--- begin Data in this exercise ---

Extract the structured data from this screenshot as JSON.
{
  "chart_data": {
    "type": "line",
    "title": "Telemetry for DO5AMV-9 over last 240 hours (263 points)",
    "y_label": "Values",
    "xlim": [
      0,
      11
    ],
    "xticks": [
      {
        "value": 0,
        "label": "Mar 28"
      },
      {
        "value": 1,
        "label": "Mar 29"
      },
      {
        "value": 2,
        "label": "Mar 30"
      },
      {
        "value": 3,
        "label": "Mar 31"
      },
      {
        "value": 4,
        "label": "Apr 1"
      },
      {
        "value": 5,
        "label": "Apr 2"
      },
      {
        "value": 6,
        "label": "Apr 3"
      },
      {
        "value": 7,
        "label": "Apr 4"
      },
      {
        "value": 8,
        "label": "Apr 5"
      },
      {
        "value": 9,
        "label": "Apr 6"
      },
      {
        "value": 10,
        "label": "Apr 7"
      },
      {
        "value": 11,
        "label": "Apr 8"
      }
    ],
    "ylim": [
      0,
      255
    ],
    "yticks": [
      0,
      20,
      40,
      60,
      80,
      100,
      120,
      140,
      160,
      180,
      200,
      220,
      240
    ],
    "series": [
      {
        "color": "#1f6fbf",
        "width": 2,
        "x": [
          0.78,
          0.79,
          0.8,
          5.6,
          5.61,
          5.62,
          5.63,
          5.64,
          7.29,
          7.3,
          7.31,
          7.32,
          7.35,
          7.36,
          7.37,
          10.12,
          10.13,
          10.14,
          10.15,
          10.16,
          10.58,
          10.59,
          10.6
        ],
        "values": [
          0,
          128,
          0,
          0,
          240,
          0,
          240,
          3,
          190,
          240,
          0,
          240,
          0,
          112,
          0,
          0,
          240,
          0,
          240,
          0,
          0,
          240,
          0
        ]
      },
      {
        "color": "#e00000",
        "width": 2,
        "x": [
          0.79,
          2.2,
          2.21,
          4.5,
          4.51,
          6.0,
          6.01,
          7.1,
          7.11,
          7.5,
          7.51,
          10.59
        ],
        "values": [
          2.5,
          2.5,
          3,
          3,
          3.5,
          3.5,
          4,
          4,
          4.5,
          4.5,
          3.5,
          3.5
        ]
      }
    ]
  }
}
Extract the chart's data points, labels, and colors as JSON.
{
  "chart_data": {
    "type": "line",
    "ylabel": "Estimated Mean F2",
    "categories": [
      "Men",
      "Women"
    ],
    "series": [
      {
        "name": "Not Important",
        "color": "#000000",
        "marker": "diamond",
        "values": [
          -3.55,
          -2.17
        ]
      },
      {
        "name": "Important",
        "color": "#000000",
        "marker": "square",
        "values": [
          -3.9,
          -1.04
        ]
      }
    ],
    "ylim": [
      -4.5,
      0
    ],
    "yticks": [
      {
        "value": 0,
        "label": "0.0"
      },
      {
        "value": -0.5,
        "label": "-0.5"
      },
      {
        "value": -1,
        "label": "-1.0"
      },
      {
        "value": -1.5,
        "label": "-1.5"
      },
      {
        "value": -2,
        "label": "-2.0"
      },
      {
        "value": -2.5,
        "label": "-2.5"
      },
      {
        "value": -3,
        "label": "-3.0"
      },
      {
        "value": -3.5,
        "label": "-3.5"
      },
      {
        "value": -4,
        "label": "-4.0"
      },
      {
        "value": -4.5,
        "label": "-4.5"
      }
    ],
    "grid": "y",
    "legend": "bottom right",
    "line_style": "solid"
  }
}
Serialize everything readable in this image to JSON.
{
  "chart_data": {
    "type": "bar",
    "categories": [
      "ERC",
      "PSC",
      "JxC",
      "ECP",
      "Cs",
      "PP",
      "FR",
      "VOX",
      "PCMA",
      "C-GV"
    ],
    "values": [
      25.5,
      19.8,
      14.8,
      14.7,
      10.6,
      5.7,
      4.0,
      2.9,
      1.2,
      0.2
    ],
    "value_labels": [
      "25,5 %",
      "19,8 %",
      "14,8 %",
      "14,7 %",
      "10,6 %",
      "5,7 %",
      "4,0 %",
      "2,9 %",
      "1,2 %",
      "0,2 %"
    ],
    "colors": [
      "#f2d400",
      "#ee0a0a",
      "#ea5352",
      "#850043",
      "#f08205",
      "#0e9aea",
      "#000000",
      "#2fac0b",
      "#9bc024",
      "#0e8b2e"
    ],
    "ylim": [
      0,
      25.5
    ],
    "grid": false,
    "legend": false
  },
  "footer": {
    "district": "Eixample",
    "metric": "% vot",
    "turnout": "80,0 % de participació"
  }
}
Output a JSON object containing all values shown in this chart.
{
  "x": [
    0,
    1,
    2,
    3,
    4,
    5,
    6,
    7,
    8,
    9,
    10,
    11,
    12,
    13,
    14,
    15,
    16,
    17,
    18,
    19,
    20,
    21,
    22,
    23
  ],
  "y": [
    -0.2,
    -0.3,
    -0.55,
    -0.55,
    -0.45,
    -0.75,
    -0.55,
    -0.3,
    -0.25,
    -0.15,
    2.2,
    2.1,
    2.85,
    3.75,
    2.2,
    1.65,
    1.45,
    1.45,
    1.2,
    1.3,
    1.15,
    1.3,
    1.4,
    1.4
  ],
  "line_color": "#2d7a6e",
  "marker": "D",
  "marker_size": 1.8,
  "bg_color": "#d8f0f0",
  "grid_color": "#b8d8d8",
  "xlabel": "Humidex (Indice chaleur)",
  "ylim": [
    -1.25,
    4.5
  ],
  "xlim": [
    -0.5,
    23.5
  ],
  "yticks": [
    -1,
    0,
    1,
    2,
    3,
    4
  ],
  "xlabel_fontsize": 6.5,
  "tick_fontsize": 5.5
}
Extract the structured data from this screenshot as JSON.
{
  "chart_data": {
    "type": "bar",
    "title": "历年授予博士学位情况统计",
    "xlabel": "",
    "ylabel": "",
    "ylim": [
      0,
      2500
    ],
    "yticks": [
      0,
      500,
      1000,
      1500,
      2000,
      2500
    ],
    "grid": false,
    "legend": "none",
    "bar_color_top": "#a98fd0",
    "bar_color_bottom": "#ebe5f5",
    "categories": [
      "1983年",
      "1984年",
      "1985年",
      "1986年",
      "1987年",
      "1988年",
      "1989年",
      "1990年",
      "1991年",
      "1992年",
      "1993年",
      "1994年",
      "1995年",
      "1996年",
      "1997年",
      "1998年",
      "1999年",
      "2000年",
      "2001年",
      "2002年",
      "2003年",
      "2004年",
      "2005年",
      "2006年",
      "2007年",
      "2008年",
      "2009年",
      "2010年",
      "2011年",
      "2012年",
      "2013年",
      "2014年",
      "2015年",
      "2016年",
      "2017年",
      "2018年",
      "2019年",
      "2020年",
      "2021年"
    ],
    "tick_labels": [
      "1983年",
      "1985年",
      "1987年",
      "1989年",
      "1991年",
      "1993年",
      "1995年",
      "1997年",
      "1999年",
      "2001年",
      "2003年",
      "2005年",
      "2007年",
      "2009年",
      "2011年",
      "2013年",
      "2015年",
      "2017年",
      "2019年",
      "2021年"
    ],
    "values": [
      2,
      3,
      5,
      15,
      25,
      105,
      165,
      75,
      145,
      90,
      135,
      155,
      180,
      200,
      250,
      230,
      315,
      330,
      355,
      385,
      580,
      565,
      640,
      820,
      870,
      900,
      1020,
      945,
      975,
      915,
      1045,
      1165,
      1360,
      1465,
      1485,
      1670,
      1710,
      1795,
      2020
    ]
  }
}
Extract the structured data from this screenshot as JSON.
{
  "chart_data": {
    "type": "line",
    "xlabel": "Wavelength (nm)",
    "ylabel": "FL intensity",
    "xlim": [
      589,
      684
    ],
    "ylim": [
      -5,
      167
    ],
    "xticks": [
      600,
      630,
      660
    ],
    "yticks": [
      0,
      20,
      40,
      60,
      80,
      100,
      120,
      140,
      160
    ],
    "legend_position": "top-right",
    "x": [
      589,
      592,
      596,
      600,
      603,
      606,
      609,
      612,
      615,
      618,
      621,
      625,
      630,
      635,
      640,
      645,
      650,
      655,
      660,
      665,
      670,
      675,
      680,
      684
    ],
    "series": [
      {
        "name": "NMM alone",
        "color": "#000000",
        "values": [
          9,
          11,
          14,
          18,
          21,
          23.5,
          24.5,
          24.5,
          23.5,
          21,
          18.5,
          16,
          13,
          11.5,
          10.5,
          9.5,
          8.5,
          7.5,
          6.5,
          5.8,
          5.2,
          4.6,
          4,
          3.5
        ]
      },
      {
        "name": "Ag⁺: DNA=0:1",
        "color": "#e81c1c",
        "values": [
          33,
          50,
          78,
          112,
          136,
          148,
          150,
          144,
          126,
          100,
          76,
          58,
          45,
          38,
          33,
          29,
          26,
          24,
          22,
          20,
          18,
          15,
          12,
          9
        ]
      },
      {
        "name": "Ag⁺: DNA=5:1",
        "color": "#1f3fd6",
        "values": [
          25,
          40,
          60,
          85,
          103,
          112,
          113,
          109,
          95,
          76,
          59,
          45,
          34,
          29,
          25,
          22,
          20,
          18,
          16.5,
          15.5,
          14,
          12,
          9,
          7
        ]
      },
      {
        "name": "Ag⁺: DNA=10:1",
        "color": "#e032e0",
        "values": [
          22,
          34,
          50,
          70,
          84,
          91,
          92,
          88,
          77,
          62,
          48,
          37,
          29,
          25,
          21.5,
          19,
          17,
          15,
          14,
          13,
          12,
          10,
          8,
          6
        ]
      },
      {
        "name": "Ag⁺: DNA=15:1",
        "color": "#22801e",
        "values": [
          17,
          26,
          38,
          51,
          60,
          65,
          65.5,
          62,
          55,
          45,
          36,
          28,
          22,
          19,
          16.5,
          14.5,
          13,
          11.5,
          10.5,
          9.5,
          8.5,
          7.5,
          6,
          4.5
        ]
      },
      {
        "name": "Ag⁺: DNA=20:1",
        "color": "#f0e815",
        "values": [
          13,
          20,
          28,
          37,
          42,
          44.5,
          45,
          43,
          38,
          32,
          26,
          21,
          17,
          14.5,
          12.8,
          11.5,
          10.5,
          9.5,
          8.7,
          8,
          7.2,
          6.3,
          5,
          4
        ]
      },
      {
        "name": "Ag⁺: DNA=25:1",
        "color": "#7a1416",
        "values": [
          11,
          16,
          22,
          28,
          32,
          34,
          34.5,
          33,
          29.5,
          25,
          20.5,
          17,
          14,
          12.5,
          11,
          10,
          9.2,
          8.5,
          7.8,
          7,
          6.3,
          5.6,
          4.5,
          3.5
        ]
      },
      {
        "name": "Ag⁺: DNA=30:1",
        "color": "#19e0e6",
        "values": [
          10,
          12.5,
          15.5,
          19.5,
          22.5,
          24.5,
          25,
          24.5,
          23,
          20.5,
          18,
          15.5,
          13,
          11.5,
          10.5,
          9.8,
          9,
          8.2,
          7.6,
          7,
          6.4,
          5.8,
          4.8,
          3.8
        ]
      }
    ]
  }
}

--- end Data in this exercise ---

Return all lines containing the word "right".

■ Task output:
    "legend": "bottom right",
    "legend_position": "top-right",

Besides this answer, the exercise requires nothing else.